#### STATED EXERCISE
Quote the full listing word for word.

#### Stored data

....

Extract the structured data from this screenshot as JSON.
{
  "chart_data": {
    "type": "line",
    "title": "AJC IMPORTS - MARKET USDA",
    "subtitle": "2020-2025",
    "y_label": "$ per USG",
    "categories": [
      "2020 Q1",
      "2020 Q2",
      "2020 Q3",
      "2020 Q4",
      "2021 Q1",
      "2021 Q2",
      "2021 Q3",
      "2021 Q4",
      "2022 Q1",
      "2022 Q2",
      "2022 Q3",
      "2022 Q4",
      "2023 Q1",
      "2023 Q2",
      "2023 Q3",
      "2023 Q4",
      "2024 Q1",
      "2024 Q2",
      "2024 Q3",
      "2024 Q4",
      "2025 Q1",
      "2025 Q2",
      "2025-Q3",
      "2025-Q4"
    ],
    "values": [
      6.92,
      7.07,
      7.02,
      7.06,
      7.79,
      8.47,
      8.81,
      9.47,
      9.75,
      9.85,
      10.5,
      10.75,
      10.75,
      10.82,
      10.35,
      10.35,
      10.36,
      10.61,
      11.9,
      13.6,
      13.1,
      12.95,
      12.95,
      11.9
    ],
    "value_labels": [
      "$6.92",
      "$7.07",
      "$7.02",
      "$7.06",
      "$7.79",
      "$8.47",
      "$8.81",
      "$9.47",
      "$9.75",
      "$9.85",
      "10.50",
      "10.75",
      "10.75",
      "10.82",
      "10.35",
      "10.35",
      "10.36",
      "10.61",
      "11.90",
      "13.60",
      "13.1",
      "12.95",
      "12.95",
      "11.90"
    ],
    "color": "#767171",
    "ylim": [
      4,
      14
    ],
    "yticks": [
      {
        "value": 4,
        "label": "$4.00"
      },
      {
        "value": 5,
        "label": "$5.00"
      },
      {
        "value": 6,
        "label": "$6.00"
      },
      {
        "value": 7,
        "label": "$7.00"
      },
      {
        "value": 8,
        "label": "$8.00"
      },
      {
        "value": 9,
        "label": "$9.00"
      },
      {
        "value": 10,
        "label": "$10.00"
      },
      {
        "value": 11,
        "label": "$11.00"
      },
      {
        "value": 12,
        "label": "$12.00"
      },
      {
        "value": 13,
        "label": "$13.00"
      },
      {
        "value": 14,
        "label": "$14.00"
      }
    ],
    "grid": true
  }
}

....

#### FULL SOLUTION
Extract the structured data from this screenshot as JSON.
{
  "chart_data": {
    "type": "line",
    "title": "AJC IMPORTS - MARKET USDA",
    "subtitle": "2020-2025",
    "y_label": "$ per USG",
    "categories": [
      "2020 Q1",
      "2020 Q2",
      "2020 Q3",
      "2020 Q4",
      "2021 Q1",
      "2021 Q2",
      "2021 Q3",
      "2021 Q4",
      "2022 Q1",
      "2022 Q2",
      "2022 Q3",
      "2022 Q4",
      "2023 Q1",
      "2023 Q2",
      "2023 Q3",
      "2023 Q4",
      "2024 Q1",
      "2024 Q2",
      "2024 Q3",
      "2024 Q4",
      "2025 Q1",
      "2025 Q2",
      "2025-Q3",
      "2025-Q4"
    ],
    "values": [
      6.92,
      7.07,
      7.02,
      7.06,
      7.79,
      8.47,
      8.81,
      9.47,
      9.75,
      9.85,
      10.5,
      10.75,
      10.75,
      10.82,
      10.35,
      10.35,
      10.36,
      10.61,
      11.9,
      13.6,
      13.1,
      12.95,
      12.95,
      11.9
    ],
    "value_labels": [
      "$6.92",
      "$7.07",
      "$7.02",
      "$7.06",
      "$7.79",
      "$8.47",
      "$8.81",
      "$9.47",
      "$9.75",
      "$9.85",
      "10.50",
      "10.75",
      "10.75",
      "10.82",
      "10.35",
      "10.35",
      "10.36",
      "10.61",
      "11.90",
      "13.60",
      "13.1",
      "12.95",
      "12.95",
      "11.90"
    ],
    "color": "#767171",
    "ylim": [
      4,
      14
    ],
    "yticks": [
      {
        "value": 4,
        "label": "$4.00"
      },
      {
        "value": 5,
        "label": "$5.00"
      },
      {
        "value": 6,
        "label": "$6.00"
      },
      {
        "value": 7,
        "label": "$7.00"
      },
      {
        "value": 8,
        "label": "$8.00"
      },
      {
        "value": 9,
        "label": "$9.00"
      },
      {
        "value": 10,
        "label": "$10.00"
      },
      {
        "value": 11,
        "label": "$11.00"
      },
      {
        "value": 12,
        "label": "$12.00"
      },
      {
        "value": 13,
        "label": "$13.00"
      },
      {
        "value": 14,
        "label": "$14.00"
      }
    ],
    "grid": true
  }
}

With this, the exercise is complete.